_INSTRUCTIONS TO FOLLOW_:
Extract, exactly and without pictures, every line from the one that includes "Read out every word on this page." through the final line of the material below.

_DATA FOR THIS EXERCISE_:
■ ■ ■ ■

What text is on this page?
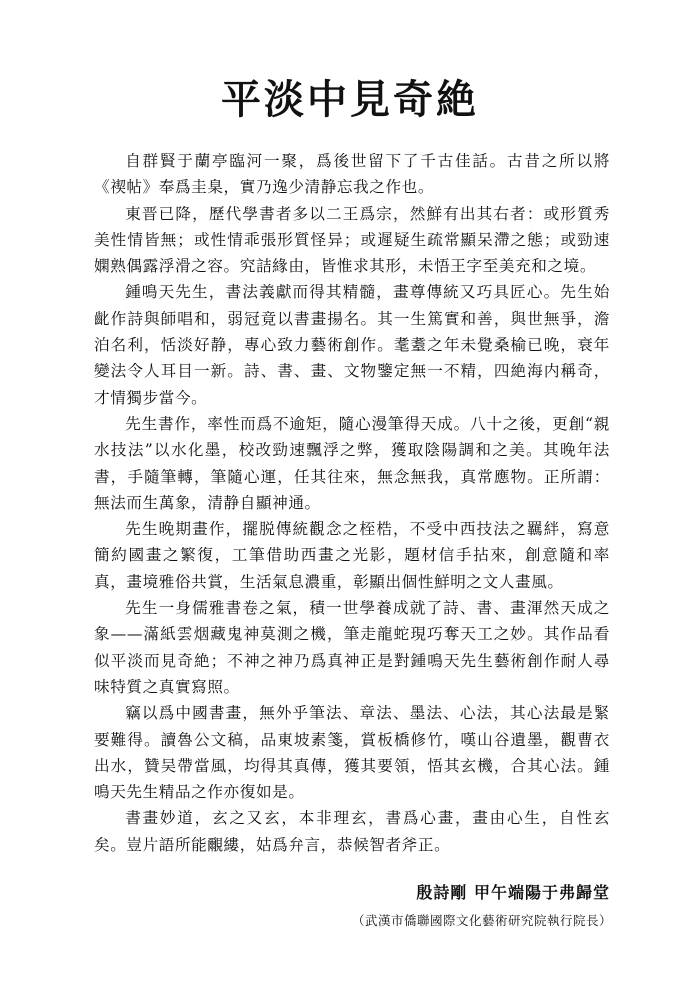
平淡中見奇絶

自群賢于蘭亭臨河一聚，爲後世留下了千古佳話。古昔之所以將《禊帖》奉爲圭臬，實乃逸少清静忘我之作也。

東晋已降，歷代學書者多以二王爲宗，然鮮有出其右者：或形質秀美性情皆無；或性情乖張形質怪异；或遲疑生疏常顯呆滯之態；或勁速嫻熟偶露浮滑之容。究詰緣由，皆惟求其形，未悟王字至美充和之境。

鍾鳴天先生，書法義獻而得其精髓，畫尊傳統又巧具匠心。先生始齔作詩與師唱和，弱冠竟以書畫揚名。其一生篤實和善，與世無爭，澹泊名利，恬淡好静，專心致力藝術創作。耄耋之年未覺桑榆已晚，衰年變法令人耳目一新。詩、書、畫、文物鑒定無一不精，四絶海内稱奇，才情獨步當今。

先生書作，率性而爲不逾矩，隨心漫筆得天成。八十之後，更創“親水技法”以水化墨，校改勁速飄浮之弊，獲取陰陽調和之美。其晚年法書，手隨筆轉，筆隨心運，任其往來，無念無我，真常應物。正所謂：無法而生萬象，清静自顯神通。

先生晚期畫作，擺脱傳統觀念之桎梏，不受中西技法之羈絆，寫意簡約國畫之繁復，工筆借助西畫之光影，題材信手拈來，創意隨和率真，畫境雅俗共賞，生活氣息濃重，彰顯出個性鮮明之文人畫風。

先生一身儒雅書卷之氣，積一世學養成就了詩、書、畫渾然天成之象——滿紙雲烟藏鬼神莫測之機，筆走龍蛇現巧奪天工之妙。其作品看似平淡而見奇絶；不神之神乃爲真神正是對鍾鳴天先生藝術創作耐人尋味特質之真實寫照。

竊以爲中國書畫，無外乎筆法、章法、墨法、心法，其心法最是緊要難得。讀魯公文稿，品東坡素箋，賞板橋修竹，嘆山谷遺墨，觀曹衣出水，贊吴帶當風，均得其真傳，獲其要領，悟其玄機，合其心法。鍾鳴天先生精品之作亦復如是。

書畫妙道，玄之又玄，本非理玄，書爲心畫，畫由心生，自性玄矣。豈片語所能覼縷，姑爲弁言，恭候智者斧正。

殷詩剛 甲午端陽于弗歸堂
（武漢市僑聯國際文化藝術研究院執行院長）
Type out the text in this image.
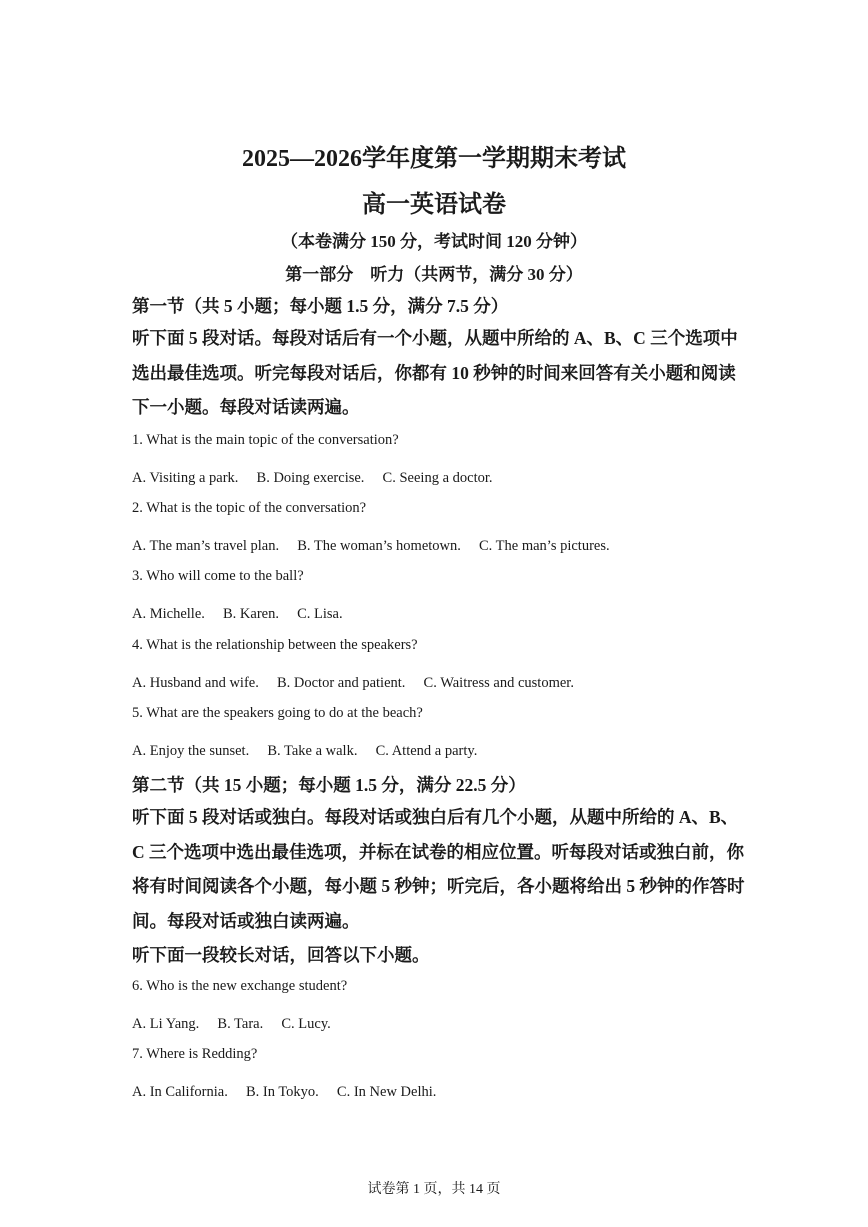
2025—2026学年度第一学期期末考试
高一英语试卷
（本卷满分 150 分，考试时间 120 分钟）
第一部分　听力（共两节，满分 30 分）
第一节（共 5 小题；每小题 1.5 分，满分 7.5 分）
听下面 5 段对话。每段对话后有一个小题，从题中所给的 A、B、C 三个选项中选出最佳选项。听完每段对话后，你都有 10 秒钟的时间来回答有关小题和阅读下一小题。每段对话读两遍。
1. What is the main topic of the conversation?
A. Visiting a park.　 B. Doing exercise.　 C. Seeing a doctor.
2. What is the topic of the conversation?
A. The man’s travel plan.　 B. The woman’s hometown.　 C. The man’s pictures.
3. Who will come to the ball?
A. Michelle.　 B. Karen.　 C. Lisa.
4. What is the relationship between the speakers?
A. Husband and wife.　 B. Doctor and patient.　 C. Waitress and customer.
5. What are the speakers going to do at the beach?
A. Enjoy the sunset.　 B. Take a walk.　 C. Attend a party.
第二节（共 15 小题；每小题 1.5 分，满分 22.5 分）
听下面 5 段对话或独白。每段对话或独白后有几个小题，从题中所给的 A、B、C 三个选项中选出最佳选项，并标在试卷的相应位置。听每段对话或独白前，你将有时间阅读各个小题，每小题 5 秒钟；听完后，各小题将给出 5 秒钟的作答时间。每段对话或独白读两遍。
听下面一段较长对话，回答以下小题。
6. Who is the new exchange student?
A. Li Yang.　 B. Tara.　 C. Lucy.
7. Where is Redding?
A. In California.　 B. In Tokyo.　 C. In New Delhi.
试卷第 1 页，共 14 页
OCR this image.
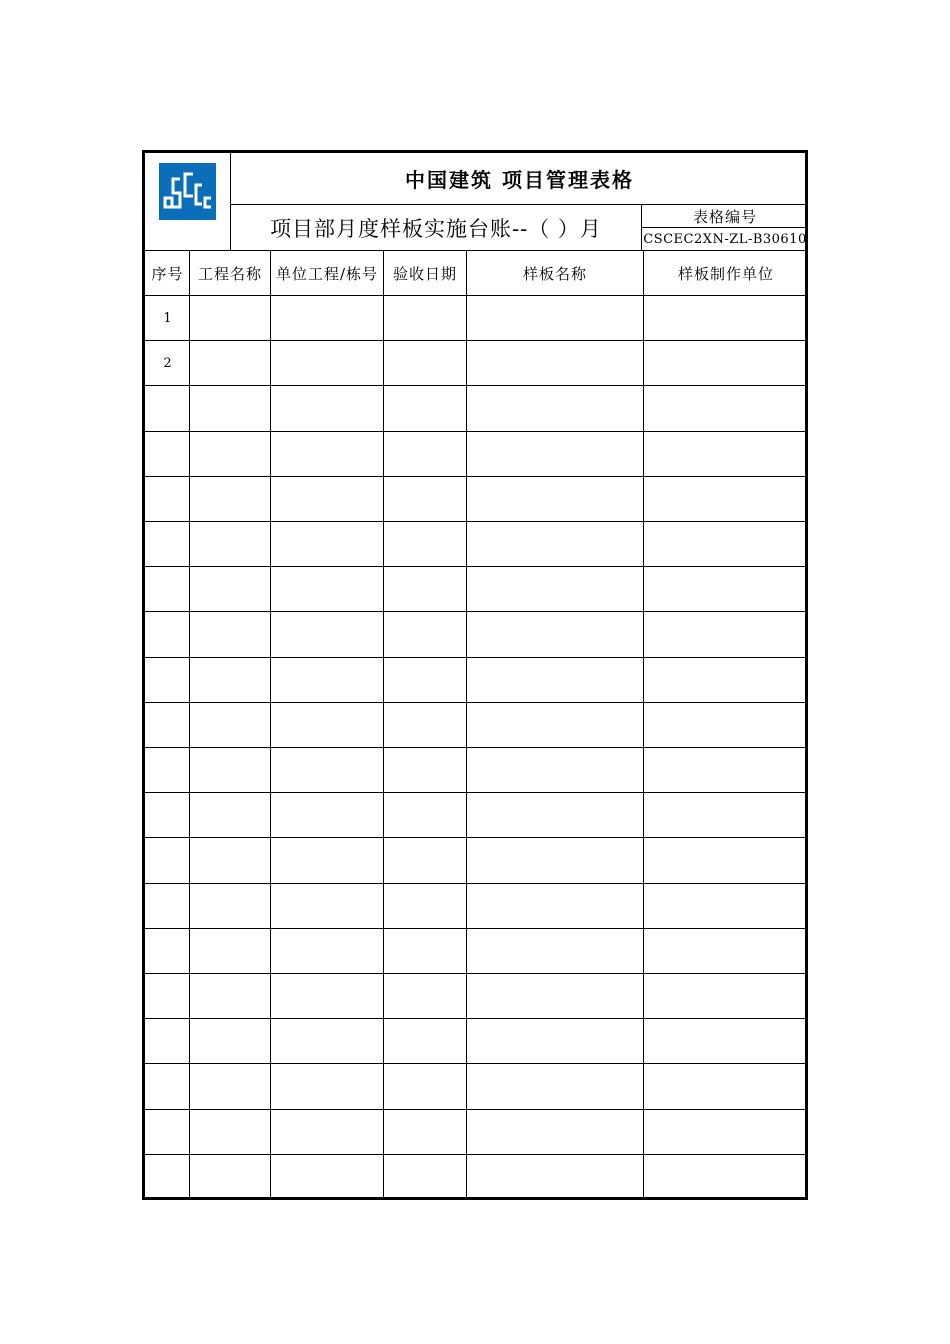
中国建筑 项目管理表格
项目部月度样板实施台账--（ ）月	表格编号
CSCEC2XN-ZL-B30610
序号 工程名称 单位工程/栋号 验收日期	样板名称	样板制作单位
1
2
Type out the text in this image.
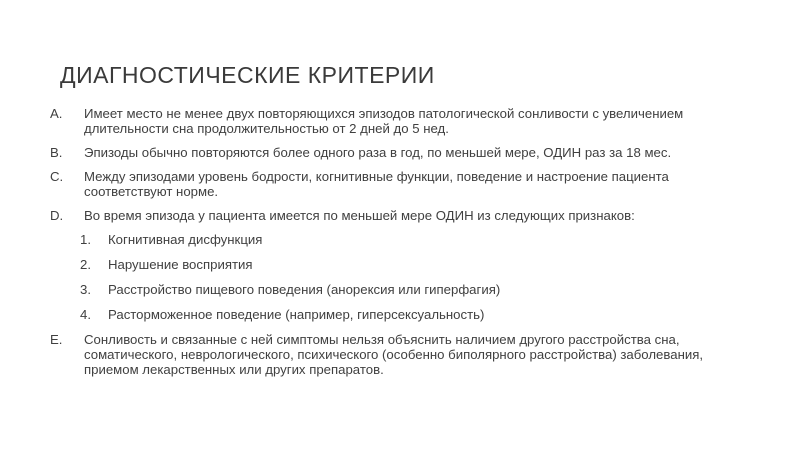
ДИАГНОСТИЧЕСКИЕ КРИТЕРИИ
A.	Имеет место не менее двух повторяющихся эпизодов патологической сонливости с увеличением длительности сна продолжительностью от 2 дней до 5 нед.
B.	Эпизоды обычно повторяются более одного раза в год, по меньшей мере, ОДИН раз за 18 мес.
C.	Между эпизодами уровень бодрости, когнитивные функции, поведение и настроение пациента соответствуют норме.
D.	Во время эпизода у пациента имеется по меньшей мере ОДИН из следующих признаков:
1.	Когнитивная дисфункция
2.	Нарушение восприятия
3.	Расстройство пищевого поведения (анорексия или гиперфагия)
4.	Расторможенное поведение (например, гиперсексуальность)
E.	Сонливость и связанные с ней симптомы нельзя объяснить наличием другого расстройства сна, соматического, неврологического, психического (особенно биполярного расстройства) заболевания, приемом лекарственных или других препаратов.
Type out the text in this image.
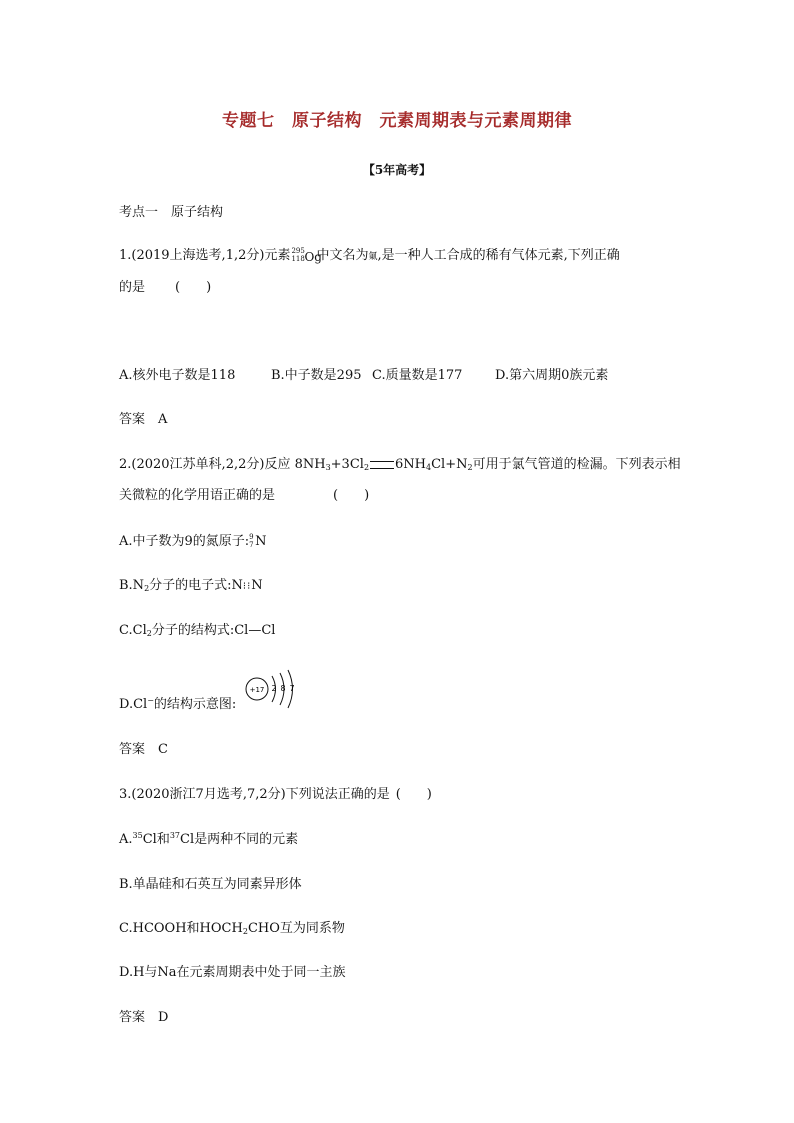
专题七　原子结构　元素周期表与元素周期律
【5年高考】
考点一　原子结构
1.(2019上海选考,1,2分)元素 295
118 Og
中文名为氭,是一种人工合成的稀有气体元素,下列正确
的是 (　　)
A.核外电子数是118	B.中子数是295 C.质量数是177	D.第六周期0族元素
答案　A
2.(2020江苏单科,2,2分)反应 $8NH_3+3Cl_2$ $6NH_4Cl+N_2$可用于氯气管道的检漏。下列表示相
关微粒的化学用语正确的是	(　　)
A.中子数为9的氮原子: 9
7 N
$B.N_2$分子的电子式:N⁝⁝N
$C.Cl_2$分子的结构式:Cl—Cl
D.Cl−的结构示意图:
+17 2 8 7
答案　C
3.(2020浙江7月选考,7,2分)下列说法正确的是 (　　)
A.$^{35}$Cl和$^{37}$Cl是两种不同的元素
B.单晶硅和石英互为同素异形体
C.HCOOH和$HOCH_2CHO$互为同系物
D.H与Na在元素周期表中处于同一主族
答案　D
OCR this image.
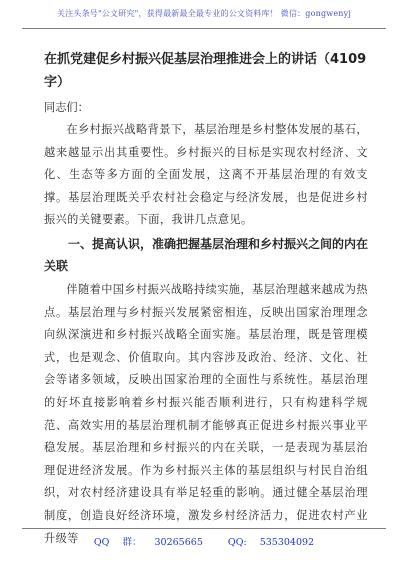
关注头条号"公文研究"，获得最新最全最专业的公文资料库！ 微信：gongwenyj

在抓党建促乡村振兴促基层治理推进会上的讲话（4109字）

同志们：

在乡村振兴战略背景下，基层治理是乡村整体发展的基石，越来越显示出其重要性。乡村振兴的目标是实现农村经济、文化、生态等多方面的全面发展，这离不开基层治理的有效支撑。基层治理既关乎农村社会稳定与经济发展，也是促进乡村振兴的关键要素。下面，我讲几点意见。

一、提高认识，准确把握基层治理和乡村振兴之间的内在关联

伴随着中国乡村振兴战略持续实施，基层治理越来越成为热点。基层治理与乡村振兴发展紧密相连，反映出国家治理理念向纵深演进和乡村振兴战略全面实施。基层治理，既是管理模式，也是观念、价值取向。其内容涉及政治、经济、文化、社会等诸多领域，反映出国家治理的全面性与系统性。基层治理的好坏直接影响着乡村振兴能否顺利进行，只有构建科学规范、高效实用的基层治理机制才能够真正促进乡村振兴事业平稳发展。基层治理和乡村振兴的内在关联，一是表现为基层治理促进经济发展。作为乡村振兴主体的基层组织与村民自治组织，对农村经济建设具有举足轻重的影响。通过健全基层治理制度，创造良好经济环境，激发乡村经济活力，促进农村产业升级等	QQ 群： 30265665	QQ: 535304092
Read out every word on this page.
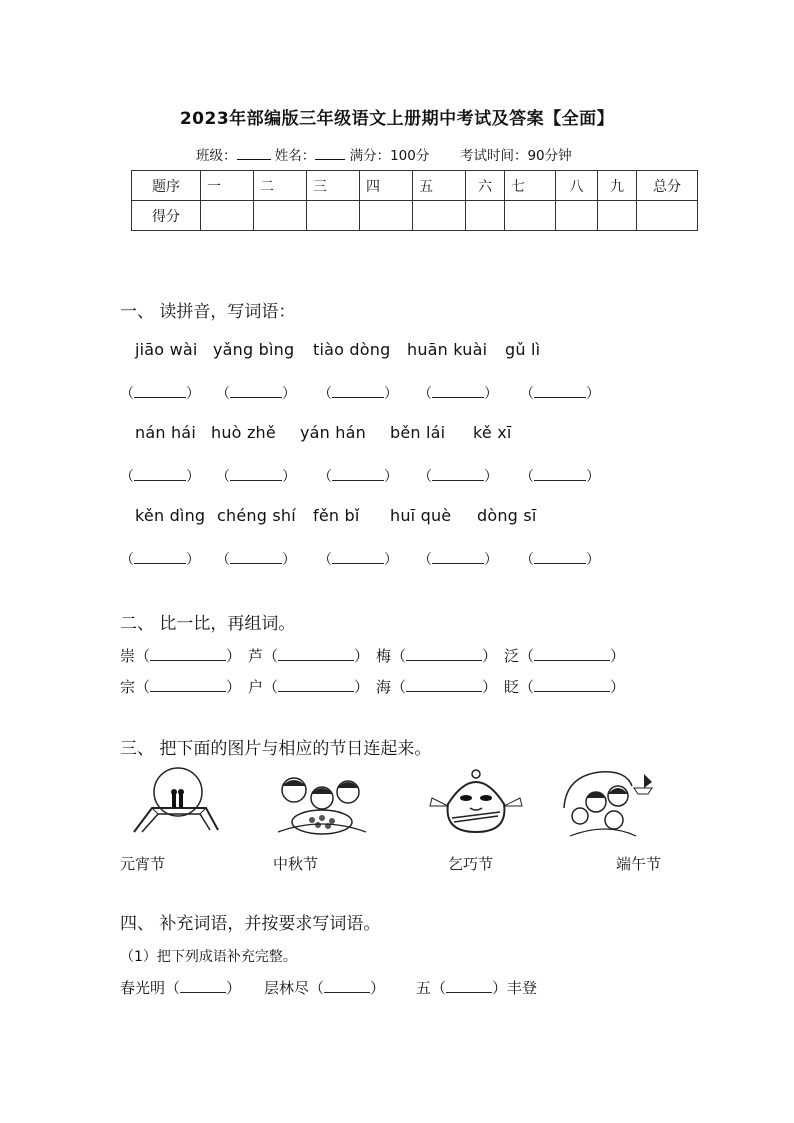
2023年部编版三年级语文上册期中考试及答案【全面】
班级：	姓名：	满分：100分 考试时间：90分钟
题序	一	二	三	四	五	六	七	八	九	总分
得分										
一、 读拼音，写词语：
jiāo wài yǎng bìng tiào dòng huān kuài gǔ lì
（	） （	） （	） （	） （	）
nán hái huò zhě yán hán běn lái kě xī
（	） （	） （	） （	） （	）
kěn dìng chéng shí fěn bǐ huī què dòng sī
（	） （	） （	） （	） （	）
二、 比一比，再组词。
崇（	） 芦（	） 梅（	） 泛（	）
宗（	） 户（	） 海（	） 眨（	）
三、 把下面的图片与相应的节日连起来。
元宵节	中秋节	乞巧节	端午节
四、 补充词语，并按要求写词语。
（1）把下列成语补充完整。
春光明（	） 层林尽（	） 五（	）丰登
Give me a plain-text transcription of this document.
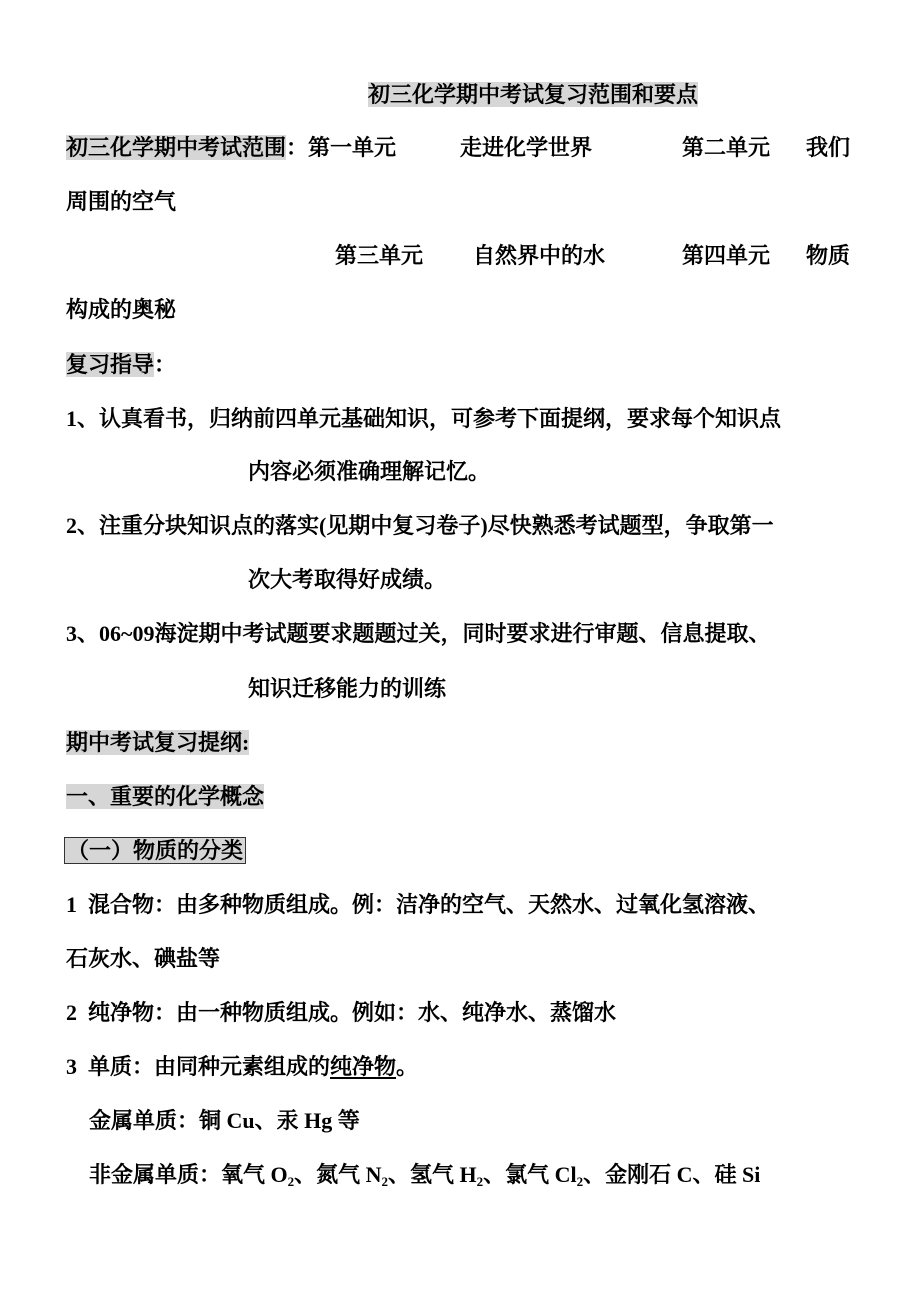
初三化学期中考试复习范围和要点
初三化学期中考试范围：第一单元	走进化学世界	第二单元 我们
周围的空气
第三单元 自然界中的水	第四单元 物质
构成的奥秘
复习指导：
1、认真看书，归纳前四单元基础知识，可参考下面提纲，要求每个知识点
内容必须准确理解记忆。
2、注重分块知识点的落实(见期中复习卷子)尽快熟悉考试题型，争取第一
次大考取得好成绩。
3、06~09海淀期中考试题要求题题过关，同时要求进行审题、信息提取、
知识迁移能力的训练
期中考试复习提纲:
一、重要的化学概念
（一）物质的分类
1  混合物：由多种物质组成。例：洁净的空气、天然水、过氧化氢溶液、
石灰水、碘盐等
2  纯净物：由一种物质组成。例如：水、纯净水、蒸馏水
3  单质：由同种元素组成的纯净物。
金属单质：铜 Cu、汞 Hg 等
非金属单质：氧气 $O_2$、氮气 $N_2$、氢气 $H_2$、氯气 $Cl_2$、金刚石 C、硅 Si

■ ■ ■ ■

_RESPONSE BELOW_:
Read out every word on this page.
2023年部编版三年级语文上册期中考试及答案【全面】
班级：	姓名：	满分：100分 考试时间：90分钟
题序	一	二	三	四	五	六	七	八	九	总分
得分										
一、 读拼音，写词语：
jiāo wài yǎng bìng tiào dòng huān kuài gǔ lì
（	） （	） （	） （	） （	）
nán hái huò zhě yán hán běn lái kě xī
（	） （	） （	） （	） （	）
kěn dìng chéng shí fěn bǐ huī què dòng sī
（	） （	） （	） （	） （	）
二、 比一比，再组词。
崇（	） 芦（	） 梅（	） 泛（	）
宗（	） 户（	） 海（	） 眨（	）
三、 把下面的图片与相应的节日连起来。
元宵节	中秋节	乞巧节	端午节
四、 补充词语，并按要求写词语。
（1）把下列成语补充完整。
春光明（	） 层林尽（	） 五（	）丰登
Give me a plain-text transcription of this document.
初三化学期中考试复习范围和要点
初三化学期中考试范围：第一单元	走进化学世界	第二单元 我们
周围的空气
第三单元 自然界中的水	第四单元 物质
构成的奥秘
复习指导：
1、认真看书，归纳前四单元基础知识，可参考下面提纲，要求每个知识点
内容必须准确理解记忆。
2、注重分块知识点的落实(见期中复习卷子)尽快熟悉考试题型，争取第一
次大考取得好成绩。
3、06~09海淀期中考试题要求题题过关，同时要求进行审题、信息提取、
知识迁移能力的训练
期中考试复习提纲:
一、重要的化学概念
（一）物质的分类
1  混合物：由多种物质组成。例：洁净的空气、天然水、过氧化氢溶液、
石灰水、碘盐等
2  纯净物：由一种物质组成。例如：水、纯净水、蒸馏水
3  单质：由同种元素组成的纯净物。
金属单质：铜 Cu、汞 Hg 等
非金属单质：氧气 $O_2$、氮气 $N_2$、氢气 $H_2$、氯气 $Cl_2$、金刚石 C、硅 Si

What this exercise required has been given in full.